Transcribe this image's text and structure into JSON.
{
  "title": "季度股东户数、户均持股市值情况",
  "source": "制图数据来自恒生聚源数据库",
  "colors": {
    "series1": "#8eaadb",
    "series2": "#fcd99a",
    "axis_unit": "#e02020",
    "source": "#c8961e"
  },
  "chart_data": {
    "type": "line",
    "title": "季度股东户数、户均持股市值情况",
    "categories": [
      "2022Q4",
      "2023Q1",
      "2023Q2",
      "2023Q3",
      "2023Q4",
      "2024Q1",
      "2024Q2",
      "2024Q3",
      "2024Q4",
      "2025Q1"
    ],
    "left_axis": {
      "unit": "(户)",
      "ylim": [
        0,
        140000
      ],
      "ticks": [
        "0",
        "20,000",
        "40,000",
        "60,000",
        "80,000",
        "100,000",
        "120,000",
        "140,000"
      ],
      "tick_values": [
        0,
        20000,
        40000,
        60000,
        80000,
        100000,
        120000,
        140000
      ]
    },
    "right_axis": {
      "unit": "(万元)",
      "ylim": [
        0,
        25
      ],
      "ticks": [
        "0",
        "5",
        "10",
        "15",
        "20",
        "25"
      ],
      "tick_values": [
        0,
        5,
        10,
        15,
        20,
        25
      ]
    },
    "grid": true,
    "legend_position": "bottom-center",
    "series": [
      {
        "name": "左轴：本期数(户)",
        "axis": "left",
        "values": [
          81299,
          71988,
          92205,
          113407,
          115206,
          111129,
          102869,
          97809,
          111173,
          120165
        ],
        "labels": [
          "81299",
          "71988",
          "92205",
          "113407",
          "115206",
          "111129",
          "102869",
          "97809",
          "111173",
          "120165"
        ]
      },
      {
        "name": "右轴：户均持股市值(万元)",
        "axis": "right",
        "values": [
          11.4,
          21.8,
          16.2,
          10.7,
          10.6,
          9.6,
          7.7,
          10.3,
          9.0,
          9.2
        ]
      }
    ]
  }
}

+---+

▸ Problem statement:
Reproduce all data above, unchanged.

▸ Full output:
Transcribe this image's text and structure into JSON.
{
  "title": "季度股东户数、户均持股市值情况",
  "source": "制图数据来自恒生聚源数据库",
  "colors": {
    "series1": "#8eaadb",
    "series2": "#fcd99a",
    "axis_unit": "#e02020",
    "source": "#c8961e"
  },
  "chart_data": {
    "type": "line",
    "title": "季度股东户数、户均持股市值情况",
    "categories": [
      "2022Q4",
      "2023Q1",
      "2023Q2",
      "2023Q3",
      "2023Q4",
      "2024Q1",
      "2024Q2",
      "2024Q3",
      "2024Q4",
      "2025Q1"
    ],
    "left_axis": {
      "unit": "(户)",
      "ylim": [
        0,
        140000
      ],
      "ticks": [
        "0",
        "20,000",
        "40,000",
        "60,000",
        "80,000",
        "100,000",
        "120,000",
        "140,000"
      ],
      "tick_values": [
        0,
        20000,
        40000,
        60000,
        80000,
        100000,
        120000,
        140000
      ]
    },
    "right_axis": {
      "unit": "(万元)",
      "ylim": [
        0,
        25
      ],
      "ticks": [
        "0",
        "5",
        "10",
        "15",
        "20",
        "25"
      ],
      "tick_values": [
        0,
        5,
        10,
        15,
        20,
        25
      ]
    },
    "grid": true,
    "legend_position": "bottom-center",
    "series": [
      {
        "name": "左轴：本期数(户)",
        "axis": "left",
        "values": [
          81299,
          71988,
          92205,
          113407,
          115206,
          111129,
          102869,
          97809,
          111173,
          120165
        ],
        "labels": [
          "81299",
          "71988",
          "92205",
          "113407",
          "115206",
          "111129",
          "102869",
          "97809",
          "111173",
          "120165"
        ]
      },
      {
        "name": "右轴：户均持股市值(万元)",
        "axis": "right",
        "values": [
          11.4,
          21.8,
          16.2,
          10.7,
          10.6,
          9.6,
          7.7,
          10.3,
          9.0,
          9.2
        ]
      }
    ]
  }
}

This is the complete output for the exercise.